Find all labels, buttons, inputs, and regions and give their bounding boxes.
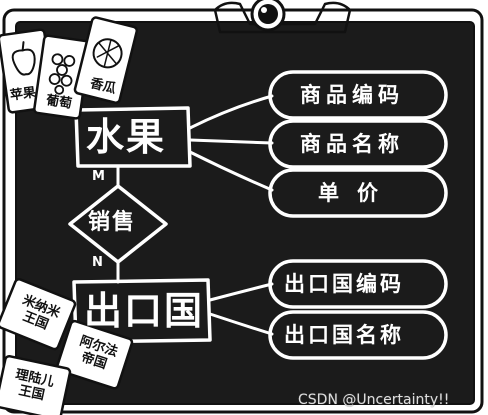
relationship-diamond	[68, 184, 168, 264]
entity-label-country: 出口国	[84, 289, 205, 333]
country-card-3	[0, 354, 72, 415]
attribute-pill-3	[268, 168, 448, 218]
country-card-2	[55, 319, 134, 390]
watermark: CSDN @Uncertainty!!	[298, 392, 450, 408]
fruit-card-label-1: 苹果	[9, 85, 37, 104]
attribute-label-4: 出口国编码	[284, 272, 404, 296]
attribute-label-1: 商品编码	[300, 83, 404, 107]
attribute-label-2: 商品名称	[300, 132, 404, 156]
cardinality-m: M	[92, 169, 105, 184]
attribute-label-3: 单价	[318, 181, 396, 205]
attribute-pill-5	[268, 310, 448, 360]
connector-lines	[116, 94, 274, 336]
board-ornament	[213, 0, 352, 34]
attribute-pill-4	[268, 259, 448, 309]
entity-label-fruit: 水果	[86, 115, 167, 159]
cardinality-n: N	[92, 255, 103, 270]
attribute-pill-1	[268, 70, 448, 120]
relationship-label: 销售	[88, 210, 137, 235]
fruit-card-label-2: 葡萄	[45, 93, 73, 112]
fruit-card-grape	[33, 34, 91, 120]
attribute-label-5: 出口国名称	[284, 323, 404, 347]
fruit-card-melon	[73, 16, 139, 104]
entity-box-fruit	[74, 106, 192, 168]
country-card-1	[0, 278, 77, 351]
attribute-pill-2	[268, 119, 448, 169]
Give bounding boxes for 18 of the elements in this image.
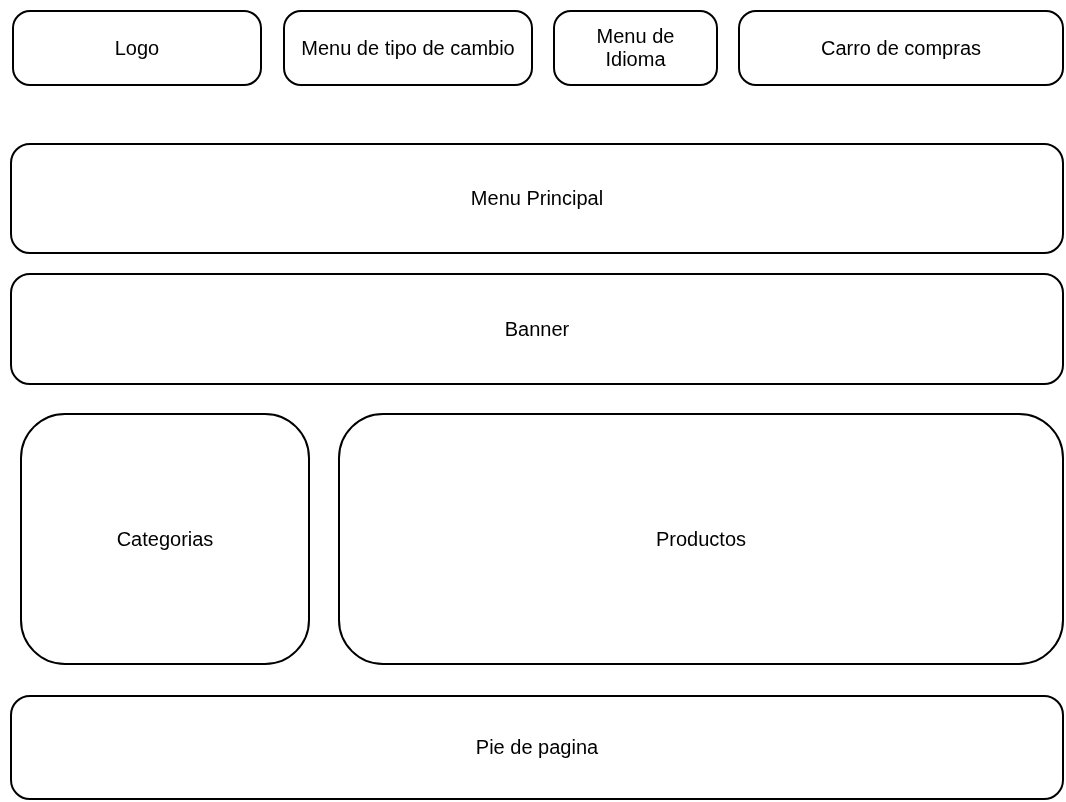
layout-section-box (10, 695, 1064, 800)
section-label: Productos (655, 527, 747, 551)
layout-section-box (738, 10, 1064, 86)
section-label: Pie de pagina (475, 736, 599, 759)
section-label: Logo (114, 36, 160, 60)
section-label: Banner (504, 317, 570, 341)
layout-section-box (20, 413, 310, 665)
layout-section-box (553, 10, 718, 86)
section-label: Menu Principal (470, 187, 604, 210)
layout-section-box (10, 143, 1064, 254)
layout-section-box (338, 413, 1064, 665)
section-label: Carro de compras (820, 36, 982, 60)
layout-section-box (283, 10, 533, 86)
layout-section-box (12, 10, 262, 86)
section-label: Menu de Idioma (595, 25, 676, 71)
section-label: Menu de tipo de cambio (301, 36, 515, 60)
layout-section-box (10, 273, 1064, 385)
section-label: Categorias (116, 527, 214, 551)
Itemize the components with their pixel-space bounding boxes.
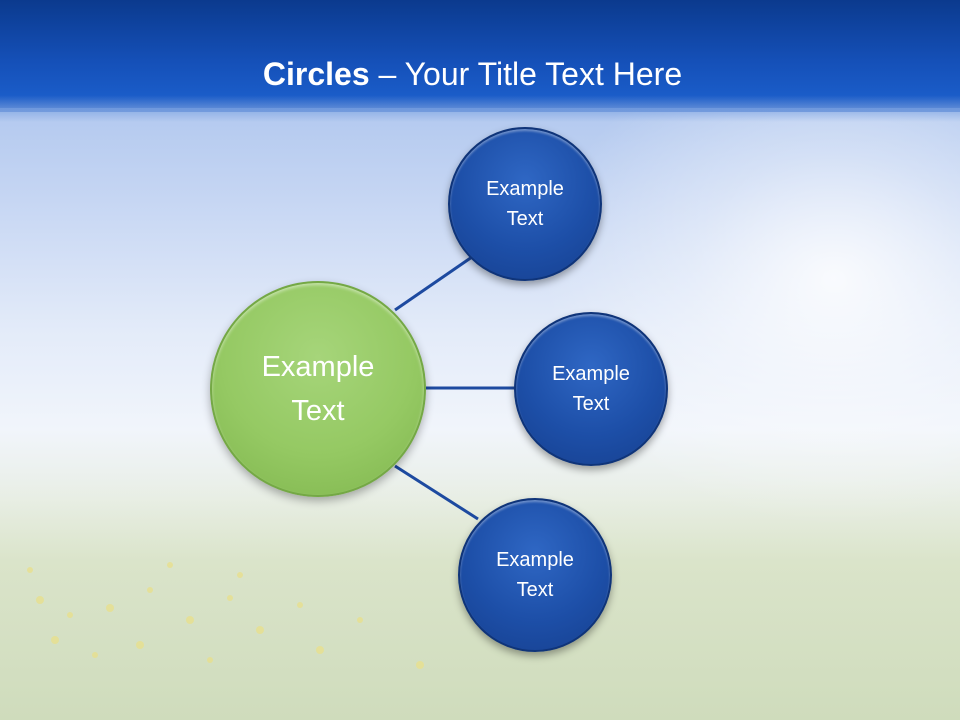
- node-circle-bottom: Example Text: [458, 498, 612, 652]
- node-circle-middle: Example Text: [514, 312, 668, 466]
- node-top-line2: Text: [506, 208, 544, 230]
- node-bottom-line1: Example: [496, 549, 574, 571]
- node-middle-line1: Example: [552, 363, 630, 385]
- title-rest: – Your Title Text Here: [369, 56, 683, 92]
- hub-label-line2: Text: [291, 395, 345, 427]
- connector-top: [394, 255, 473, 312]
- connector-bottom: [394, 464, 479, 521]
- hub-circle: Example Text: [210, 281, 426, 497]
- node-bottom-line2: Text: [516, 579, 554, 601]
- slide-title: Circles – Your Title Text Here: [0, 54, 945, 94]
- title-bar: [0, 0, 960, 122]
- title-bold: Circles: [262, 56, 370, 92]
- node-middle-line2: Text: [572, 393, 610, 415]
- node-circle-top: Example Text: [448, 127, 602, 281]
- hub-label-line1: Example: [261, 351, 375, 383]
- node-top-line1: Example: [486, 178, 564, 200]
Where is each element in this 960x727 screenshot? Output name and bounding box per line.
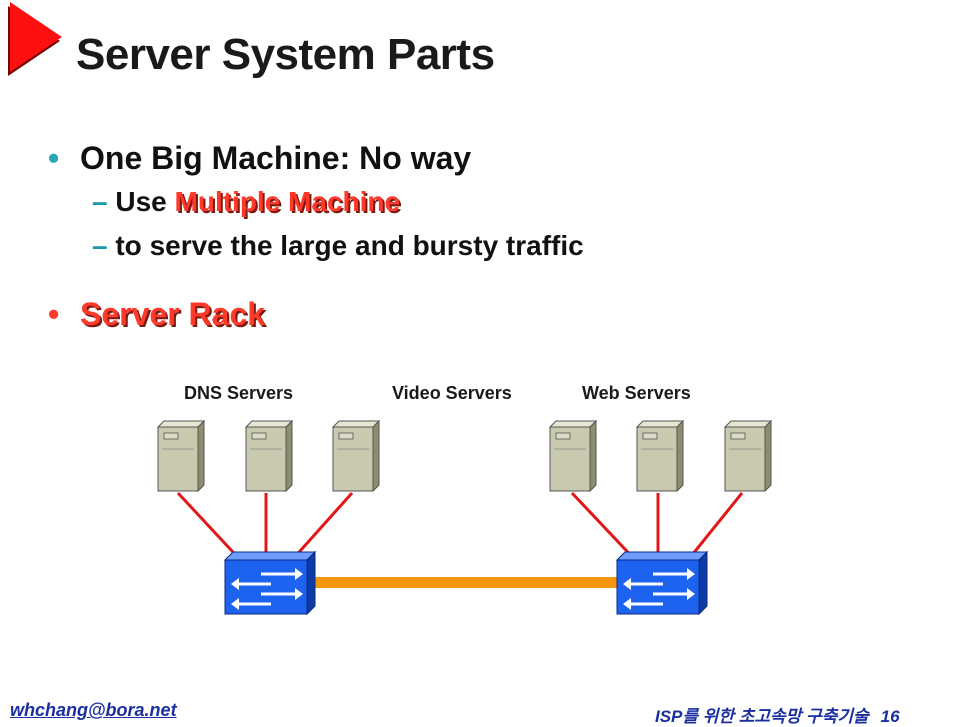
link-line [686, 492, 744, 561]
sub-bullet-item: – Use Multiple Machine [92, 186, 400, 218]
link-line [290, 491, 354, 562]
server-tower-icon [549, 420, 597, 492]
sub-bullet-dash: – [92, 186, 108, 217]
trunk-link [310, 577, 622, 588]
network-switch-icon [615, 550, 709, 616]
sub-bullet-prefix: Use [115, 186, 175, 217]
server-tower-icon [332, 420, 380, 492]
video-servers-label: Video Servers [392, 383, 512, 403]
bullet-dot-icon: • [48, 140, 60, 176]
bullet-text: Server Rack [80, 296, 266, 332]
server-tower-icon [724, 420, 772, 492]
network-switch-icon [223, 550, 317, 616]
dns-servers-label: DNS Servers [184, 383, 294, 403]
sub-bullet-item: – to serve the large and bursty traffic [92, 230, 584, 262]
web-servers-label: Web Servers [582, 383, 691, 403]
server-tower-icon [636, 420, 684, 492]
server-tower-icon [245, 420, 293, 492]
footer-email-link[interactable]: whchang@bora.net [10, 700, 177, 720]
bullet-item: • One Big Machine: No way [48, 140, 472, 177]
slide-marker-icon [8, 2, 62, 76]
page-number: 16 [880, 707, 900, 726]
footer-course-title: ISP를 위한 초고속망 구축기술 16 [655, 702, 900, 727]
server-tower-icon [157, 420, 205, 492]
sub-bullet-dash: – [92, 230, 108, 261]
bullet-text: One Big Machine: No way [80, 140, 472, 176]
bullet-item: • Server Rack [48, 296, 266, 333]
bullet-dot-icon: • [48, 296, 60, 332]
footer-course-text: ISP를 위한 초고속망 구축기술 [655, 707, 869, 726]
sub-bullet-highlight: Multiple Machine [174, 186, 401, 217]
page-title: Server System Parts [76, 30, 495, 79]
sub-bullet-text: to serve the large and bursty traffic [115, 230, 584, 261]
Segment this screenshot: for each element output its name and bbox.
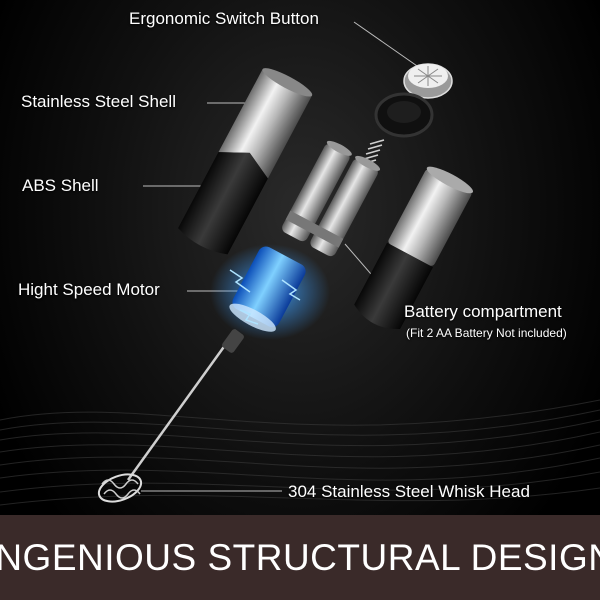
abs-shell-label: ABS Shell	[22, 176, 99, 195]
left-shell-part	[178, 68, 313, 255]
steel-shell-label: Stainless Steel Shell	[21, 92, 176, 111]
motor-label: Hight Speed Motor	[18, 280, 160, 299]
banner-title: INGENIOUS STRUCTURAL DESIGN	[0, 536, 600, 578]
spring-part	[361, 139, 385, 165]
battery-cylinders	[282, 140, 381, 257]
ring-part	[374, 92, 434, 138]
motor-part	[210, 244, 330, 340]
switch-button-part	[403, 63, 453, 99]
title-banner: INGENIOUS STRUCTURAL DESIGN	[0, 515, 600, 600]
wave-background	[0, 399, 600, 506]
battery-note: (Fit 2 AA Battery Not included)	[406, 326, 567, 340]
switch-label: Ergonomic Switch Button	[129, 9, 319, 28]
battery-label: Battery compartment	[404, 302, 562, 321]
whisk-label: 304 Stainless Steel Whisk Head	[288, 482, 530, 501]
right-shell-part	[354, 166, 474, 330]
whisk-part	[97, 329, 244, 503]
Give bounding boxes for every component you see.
################
> _GOAL OF THE EXERCISE_: Copy every row above word for word, leaving out the pictures.

> _SOLVED EXERCISE_:
Find all labels, buttons, inputs, and regions and give their bounding boxes.
relationship-diamond	[68, 184, 168, 264]
entity-label-country: 出口国	[84, 289, 205, 333]
country-card-3	[0, 354, 72, 415]
attribute-pill-3	[268, 168, 448, 218]
country-card-2	[55, 319, 134, 390]
watermark: CSDN @Uncertainty!!	[298, 392, 450, 408]
fruit-card-label-1: 苹果	[9, 85, 37, 104]
attribute-label-4: 出口国编码	[284, 272, 404, 296]
attribute-label-1: 商品编码	[300, 83, 404, 107]
attribute-label-2: 商品名称	[300, 132, 404, 156]
cardinality-m: M	[92, 169, 105, 184]
attribute-label-3: 单价	[318, 181, 396, 205]
attribute-pill-5	[268, 310, 448, 360]
connector-lines	[116, 94, 274, 336]
board-ornament	[213, 0, 352, 34]
attribute-pill-4	[268, 259, 448, 309]
entity-label-fruit: 水果	[86, 115, 167, 159]
cardinality-n: N	[92, 255, 103, 270]
attribute-pill-1	[268, 70, 448, 120]
relationship-label: 销售	[88, 210, 137, 235]
fruit-card-label-2: 葡萄	[45, 93, 73, 112]
fruit-card-grape	[33, 34, 91, 120]
attribute-label-5: 出口国名称	[284, 323, 404, 347]
fruit-card-melon	[73, 16, 139, 104]
entity-box-fruit	[74, 106, 192, 168]
country-card-1	[0, 278, 77, 351]
attribute-pill-2	[268, 119, 448, 169]
Give bounding boxes for 18 of the elements in this image.
layout-section-box (10, 695, 1064, 800)
section-label: Productos (655, 527, 747, 551)
layout-section-box (738, 10, 1064, 86)
section-label: Pie de pagina (475, 736, 599, 759)
section-label: Logo (114, 36, 160, 60)
section-label: Banner (504, 317, 570, 341)
layout-section-box (20, 413, 310, 665)
layout-section-box (553, 10, 718, 86)
section-label: Menu Principal (470, 187, 604, 210)
layout-section-box (10, 143, 1064, 254)
layout-section-box (338, 413, 1064, 665)
section-label: Carro de compras (820, 36, 982, 60)
layout-section-box (283, 10, 533, 86)
layout-section-box (12, 10, 262, 86)
section-label: Menu de Idioma (595, 25, 676, 71)
section-label: Menu de tipo de cambio (301, 36, 515, 60)
layout-section-box (10, 273, 1064, 385)
section-label: Categorias (116, 527, 214, 551)
Itemize the components with their pixel-space bounding boxes.
- node-circle-bottom: Example Text: [458, 498, 612, 652]
- node-circle-middle: Example Text: [514, 312, 668, 466]
- node-top-line2: Text: [506, 208, 544, 230]
- node-bottom-line1: Example: [496, 549, 574, 571]
- node-middle-line1: Example: [552, 363, 630, 385]
- title-rest: – Your Title Text Here: [369, 56, 683, 92]
- hub-label-line2: Text: [291, 395, 345, 427]
- connector-top: [394, 255, 473, 312]
- connector-bottom: [394, 464, 479, 521]
- hub-circle: Example Text: [210, 281, 426, 497]
- node-bottom-line2: Text: [516, 579, 554, 601]
- slide-title: Circles – Your Title Text Here: [0, 54, 945, 94]
- title-bar: [0, 0, 960, 122]
- title-bold: Circles: [262, 56, 370, 92]
- node-middle-line2: Text: [572, 393, 610, 415]
- node-circle-top: Example Text: [448, 127, 602, 281]
- hub-label-line1: Example: [261, 351, 375, 383]
- node-top-line1: Example: [486, 178, 564, 200]
Where is each element in this 960x727 screenshot? Output name and bounding box per line.
link-line [686, 492, 744, 561]
sub-bullet-item: – Use Multiple Machine [92, 186, 400, 218]
link-line [290, 491, 354, 562]
server-tower-icon [549, 420, 597, 492]
sub-bullet-dash: – [92, 186, 108, 217]
trunk-link [310, 577, 622, 588]
network-switch-icon [615, 550, 709, 616]
sub-bullet-prefix: Use [115, 186, 175, 217]
server-tower-icon [332, 420, 380, 492]
video-servers-label: Video Servers [392, 383, 512, 403]
bullet-dot-icon: • [48, 140, 60, 176]
bullet-text: Server Rack [80, 296, 266, 332]
server-tower-icon [724, 420, 772, 492]
network-switch-icon [223, 550, 317, 616]
dns-servers-label: DNS Servers [184, 383, 294, 403]
sub-bullet-item: – to serve the large and bursty traffic [92, 230, 584, 262]
web-servers-label: Web Servers [582, 383, 691, 403]
server-tower-icon [636, 420, 684, 492]
server-tower-icon [245, 420, 293, 492]
footer-email-link[interactable]: whchang@bora.net [10, 700, 177, 720]
bullet-item: • One Big Machine: No way [48, 140, 472, 177]
slide-marker-icon [8, 2, 62, 76]
page-number: 16 [880, 707, 900, 726]
footer-course-title: ISP를 위한 초고속망 구축기술 16 [655, 702, 900, 727]
server-tower-icon [157, 420, 205, 492]
sub-bullet-dash: – [92, 230, 108, 261]
bullet-text: One Big Machine: No way [80, 140, 472, 176]
bullet-item: • Server Rack [48, 296, 266, 333]
bullet-dot-icon: • [48, 296, 60, 332]
footer-course-text: ISP를 위한 초고속망 구축기술 [655, 707, 869, 726]
sub-bullet-highlight: Multiple Machine [174, 186, 401, 217]
page-title: Server System Parts [76, 30, 495, 79]
sub-bullet-text: to serve the large and bursty traffic [115, 230, 584, 261]
Segment this screenshot: for each element output its name and bbox.
abs-shell-label: ABS Shell	[22, 176, 99, 195]
left-shell-part	[178, 68, 313, 255]
steel-shell-label: Stainless Steel Shell	[21, 92, 176, 111]
motor-label: Hight Speed Motor	[18, 280, 160, 299]
banner-title: INGENIOUS STRUCTURAL DESIGN	[0, 536, 600, 578]
spring-part	[361, 139, 385, 165]
battery-cylinders	[282, 140, 381, 257]
ring-part	[374, 92, 434, 138]
motor-part	[210, 244, 330, 340]
switch-button-part	[403, 63, 453, 99]
title-banner: INGENIOUS STRUCTURAL DESIGN	[0, 515, 600, 600]
wave-background	[0, 399, 600, 506]
battery-note: (Fit 2 AA Battery Not included)	[406, 326, 567, 340]
switch-label: Ergonomic Switch Button	[129, 9, 319, 28]
battery-label: Battery compartment	[404, 302, 562, 321]
whisk-label: 304 Stainless Steel Whisk Head	[288, 482, 530, 501]
right-shell-part	[354, 166, 474, 330]
whisk-part	[97, 329, 244, 503]
Give bounding boxes for every component you see.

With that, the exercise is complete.